[Data extracted from a collection]
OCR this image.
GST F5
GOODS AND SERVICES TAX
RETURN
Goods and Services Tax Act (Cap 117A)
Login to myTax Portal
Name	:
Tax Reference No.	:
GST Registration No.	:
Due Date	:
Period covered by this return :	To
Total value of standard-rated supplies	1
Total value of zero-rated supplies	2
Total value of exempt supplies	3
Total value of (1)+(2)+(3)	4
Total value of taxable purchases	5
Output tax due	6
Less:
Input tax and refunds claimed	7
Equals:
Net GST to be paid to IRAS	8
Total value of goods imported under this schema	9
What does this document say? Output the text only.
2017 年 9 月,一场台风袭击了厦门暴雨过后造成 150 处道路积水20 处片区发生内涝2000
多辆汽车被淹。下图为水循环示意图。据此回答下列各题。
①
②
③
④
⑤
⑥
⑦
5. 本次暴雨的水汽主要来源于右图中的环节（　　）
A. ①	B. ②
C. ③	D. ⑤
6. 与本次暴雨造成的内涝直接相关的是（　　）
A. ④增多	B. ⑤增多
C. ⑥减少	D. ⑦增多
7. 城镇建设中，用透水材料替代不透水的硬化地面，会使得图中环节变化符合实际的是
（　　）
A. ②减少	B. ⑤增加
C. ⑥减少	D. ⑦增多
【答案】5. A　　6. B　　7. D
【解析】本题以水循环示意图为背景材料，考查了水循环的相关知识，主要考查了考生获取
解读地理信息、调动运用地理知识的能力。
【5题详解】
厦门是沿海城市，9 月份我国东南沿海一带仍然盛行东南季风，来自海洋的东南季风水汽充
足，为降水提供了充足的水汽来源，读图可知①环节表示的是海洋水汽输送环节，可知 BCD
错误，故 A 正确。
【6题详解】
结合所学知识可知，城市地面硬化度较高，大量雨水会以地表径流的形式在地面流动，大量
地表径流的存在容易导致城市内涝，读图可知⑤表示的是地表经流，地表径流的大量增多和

_WHAT YOU SHOULD DO_
Copy exactly, word for word, the line with "What does this" through the final line of the listing.

_ANSWER TO THIS EXERCISE_
What does this document say? Output the text only.
2017 年 9 月,一场台风袭击了厦门暴雨过后造成 150 处道路积水20 处片区发生内涝2000
多辆汽车被淹。下图为水循环示意图。据此回答下列各题。
①
②
③
④
⑤
⑥
⑦
5. 本次暴雨的水汽主要来源于右图中的环节（　　）
A. ①	B. ②
C. ③	D. ⑤
6. 与本次暴雨造成的内涝直接相关的是（　　）
A. ④增多	B. ⑤增多
C. ⑥减少	D. ⑦增多
7. 城镇建设中，用透水材料替代不透水的硬化地面，会使得图中环节变化符合实际的是
（　　）
A. ②减少	B. ⑤增加
C. ⑥减少	D. ⑦增多
【答案】5. A　　6. B　　7. D
【解析】本题以水循环示意图为背景材料，考查了水循环的相关知识，主要考查了考生获取
解读地理信息、调动运用地理知识的能力。
【5题详解】
厦门是沿海城市，9 月份我国东南沿海一带仍然盛行东南季风，来自海洋的东南季风水汽充
足，为降水提供了充足的水汽来源，读图可知①环节表示的是海洋水汽输送环节，可知 BCD
错误，故 A 正确。
【6题详解】
结合所学知识可知，城市地面硬化度较高，大量雨水会以地表径流的形式在地面流动，大量
地表径流的存在容易导致城市内涝，读图可知⑤表示的是地表经流，地表径流的大量增多和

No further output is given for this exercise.